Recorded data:
★ ★ ★ ★ ★
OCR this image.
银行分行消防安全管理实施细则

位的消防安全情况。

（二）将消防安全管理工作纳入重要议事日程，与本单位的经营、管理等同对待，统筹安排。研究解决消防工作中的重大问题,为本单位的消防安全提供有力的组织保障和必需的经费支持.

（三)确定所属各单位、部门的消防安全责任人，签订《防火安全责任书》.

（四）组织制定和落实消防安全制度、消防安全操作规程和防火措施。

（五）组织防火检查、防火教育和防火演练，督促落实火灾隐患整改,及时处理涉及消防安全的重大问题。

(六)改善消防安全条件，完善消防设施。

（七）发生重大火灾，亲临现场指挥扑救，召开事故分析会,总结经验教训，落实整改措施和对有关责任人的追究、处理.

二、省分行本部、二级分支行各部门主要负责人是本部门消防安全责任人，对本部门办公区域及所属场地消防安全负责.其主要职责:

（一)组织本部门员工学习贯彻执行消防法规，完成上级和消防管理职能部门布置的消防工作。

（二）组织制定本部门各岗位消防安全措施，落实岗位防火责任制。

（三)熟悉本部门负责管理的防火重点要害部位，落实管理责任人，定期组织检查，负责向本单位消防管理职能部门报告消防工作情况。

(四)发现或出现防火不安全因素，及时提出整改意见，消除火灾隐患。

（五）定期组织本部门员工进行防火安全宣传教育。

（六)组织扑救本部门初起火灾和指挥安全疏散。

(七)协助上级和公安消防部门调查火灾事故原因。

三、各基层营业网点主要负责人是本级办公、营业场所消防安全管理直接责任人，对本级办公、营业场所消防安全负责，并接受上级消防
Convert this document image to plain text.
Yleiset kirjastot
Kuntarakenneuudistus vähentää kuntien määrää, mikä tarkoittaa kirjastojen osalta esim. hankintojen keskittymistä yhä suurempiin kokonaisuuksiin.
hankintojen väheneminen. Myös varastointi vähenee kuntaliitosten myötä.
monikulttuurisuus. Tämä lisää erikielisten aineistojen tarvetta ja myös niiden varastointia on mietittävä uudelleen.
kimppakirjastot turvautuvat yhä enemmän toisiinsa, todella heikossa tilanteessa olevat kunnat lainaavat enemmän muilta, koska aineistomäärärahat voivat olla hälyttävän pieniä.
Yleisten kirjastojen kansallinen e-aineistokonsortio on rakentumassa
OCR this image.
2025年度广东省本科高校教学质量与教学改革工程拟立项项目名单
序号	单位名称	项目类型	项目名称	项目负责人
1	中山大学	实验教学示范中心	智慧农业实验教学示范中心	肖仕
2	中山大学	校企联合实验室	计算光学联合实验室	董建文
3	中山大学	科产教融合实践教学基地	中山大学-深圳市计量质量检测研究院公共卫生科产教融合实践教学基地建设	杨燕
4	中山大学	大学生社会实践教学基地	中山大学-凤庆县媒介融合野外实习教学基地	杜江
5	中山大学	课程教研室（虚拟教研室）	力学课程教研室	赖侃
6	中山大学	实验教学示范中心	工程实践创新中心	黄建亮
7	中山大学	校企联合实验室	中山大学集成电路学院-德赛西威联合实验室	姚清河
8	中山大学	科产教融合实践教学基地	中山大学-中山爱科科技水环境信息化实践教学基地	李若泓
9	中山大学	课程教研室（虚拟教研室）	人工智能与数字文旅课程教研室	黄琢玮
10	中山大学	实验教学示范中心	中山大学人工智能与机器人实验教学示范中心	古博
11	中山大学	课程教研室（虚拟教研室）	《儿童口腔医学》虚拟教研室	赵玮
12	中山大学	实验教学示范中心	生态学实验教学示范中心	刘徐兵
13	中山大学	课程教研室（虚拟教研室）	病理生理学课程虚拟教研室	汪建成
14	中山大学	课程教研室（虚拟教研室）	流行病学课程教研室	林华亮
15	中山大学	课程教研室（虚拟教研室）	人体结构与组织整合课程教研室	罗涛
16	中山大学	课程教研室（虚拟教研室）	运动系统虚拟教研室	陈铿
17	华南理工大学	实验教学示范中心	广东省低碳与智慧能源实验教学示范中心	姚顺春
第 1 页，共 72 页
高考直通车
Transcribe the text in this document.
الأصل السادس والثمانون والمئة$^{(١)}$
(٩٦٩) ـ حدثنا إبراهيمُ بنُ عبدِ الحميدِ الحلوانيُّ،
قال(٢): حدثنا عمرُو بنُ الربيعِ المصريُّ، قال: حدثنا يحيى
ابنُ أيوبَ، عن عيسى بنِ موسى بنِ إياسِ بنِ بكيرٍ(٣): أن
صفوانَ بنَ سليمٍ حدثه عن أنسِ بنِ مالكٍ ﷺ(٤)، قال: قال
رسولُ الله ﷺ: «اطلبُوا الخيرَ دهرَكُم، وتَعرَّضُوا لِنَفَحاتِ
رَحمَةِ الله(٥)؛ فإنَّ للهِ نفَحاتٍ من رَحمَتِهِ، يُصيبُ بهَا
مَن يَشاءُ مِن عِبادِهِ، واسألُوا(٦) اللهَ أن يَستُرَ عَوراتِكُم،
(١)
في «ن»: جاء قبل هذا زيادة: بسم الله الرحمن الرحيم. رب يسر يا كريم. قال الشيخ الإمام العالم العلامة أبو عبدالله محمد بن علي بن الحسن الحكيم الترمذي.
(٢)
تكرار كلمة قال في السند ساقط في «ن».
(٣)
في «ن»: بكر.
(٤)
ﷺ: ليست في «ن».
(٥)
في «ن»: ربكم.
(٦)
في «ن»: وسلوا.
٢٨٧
★ ★ ★ ★ ★
• [WHAT IS NEEDED]
Look through the listing above. Pick out each line with "this" and copy it.

• [WRITTEN SOLUTION]
OCR this image.
Convert this document image to plain text.
OCR this image.
Transcribe the text in this document.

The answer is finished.